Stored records

+-------+

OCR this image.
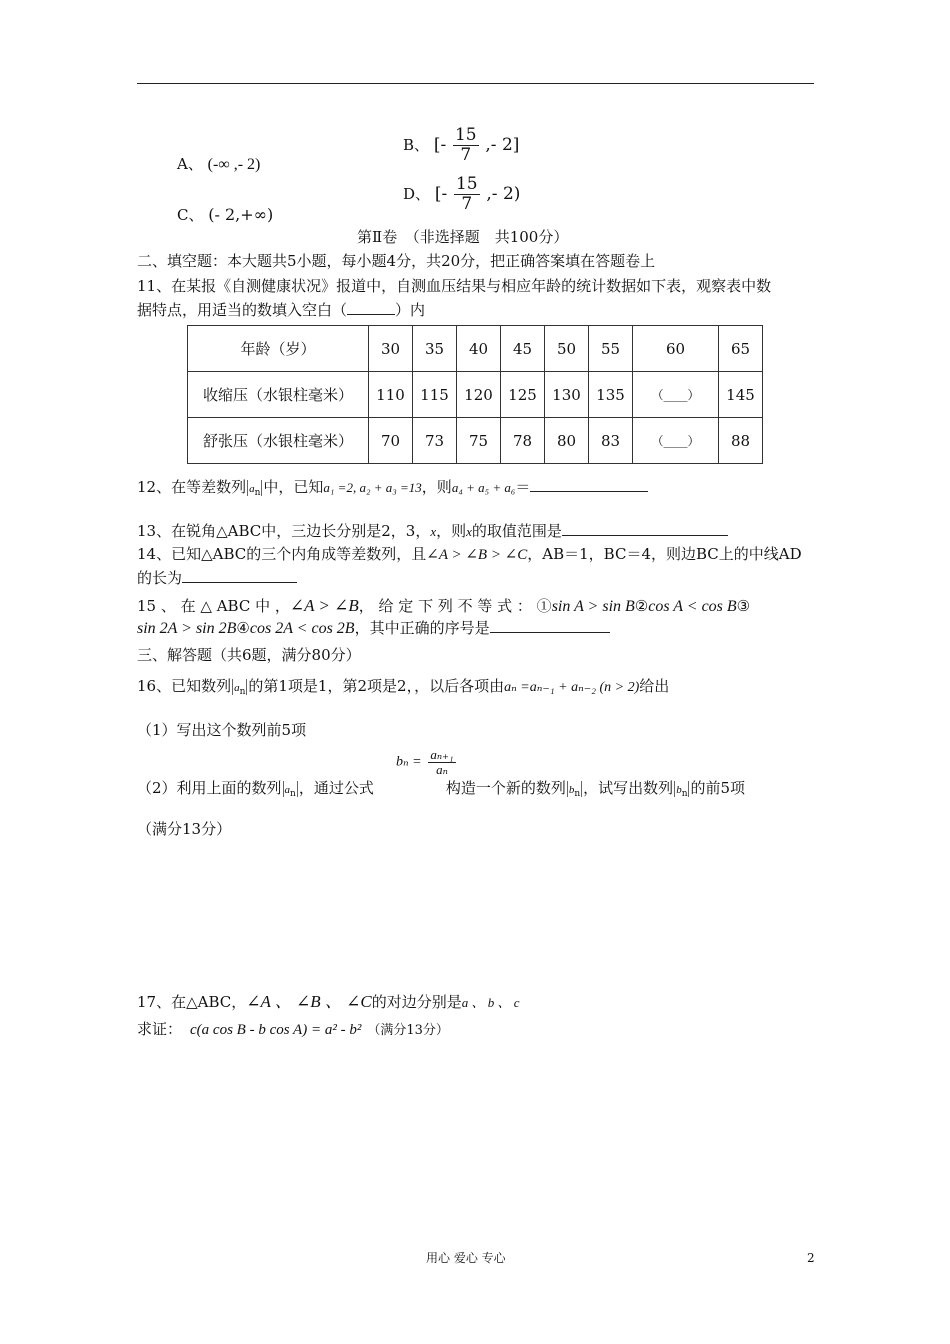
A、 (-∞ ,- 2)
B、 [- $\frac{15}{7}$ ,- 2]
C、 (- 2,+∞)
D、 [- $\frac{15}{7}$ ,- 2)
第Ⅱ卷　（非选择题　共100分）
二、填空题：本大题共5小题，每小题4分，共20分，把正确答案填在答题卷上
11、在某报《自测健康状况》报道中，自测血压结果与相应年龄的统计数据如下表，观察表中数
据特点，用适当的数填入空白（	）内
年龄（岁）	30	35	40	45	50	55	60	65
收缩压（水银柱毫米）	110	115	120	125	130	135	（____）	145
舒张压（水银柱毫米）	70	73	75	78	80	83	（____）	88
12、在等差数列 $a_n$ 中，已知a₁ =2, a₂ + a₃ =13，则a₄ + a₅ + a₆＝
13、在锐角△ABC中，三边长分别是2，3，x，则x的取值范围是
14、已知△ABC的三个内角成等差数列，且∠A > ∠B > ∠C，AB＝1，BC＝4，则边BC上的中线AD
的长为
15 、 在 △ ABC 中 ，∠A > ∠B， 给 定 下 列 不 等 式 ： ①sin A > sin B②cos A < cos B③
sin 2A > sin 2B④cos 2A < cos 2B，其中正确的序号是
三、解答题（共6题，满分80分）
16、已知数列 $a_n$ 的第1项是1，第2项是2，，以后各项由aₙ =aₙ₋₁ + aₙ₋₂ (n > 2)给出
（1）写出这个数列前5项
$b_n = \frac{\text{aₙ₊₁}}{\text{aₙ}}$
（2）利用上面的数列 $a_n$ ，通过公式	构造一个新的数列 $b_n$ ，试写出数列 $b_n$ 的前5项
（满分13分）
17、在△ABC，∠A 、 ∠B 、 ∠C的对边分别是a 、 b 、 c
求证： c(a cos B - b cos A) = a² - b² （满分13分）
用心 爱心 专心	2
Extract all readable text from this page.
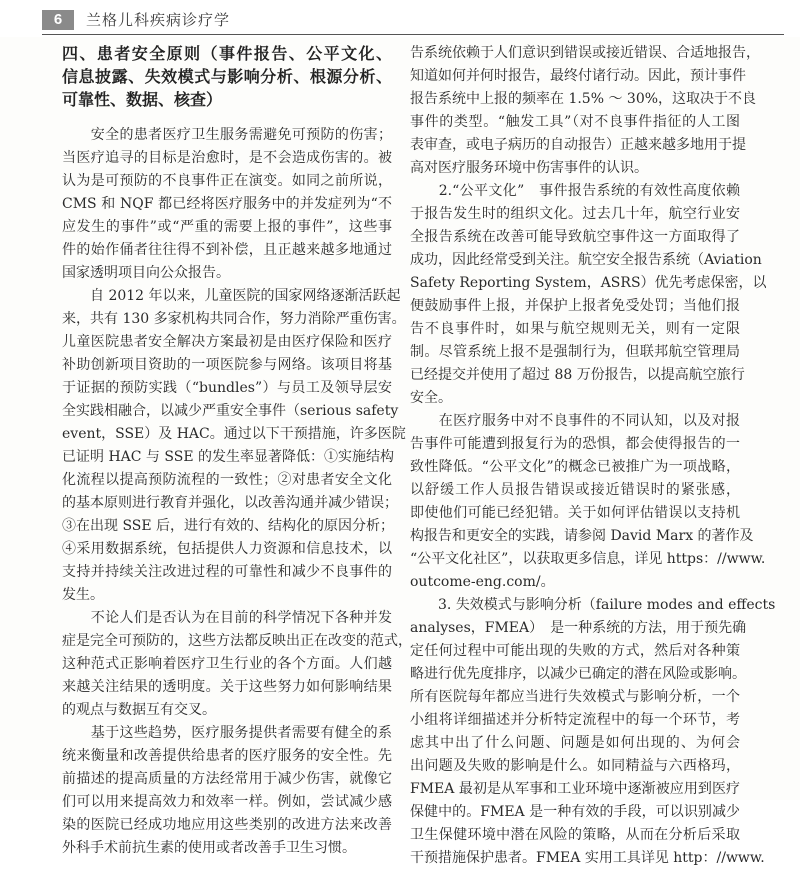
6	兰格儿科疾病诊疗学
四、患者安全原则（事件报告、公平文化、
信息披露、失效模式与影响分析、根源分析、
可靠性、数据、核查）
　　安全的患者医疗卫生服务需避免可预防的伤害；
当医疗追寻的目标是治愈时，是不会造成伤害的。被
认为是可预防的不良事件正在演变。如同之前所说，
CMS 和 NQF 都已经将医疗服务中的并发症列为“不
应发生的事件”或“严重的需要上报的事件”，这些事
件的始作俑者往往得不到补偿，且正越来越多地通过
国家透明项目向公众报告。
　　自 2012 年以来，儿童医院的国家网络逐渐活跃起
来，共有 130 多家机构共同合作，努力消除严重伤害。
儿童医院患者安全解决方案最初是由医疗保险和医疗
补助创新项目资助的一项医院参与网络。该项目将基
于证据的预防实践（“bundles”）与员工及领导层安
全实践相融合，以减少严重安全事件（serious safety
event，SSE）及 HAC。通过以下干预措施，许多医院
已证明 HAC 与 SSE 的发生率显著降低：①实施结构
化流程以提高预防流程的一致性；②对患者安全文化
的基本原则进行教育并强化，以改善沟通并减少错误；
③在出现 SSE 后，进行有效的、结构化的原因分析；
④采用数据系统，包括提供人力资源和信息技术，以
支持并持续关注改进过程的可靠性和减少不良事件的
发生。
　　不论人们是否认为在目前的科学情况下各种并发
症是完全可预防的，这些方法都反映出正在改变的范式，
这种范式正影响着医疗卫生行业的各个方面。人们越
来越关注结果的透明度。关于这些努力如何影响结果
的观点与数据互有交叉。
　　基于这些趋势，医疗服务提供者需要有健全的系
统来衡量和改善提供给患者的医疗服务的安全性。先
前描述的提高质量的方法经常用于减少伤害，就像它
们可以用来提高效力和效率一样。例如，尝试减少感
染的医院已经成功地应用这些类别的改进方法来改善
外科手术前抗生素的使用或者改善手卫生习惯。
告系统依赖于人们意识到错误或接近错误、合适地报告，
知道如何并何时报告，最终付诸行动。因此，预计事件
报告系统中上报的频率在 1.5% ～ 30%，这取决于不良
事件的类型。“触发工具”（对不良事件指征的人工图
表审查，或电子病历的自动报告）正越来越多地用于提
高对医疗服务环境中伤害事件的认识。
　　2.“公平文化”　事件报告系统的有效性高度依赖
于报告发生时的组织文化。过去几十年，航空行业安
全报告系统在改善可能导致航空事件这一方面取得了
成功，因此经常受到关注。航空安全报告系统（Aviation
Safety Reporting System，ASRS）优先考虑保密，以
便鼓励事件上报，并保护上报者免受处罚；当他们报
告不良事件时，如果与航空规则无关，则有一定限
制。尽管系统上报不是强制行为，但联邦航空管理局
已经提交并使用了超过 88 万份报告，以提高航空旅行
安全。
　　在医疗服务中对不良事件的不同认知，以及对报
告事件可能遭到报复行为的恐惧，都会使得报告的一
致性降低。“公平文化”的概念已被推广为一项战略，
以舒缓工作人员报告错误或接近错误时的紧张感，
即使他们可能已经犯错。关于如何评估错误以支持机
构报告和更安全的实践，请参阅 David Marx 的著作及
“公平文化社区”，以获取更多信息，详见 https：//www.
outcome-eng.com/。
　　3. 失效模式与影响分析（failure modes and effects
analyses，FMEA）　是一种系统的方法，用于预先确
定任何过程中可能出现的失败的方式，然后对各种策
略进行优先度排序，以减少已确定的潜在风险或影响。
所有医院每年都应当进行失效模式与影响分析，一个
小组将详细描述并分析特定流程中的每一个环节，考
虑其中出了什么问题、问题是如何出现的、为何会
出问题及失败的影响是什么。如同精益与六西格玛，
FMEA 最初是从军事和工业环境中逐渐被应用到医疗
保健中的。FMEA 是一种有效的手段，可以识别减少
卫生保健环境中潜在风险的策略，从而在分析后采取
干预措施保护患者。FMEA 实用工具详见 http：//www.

+-------+

## [Your instructions]
Some lines of the data may hold the word "frac". Say how many do, with nothing else.

## [Response below]
3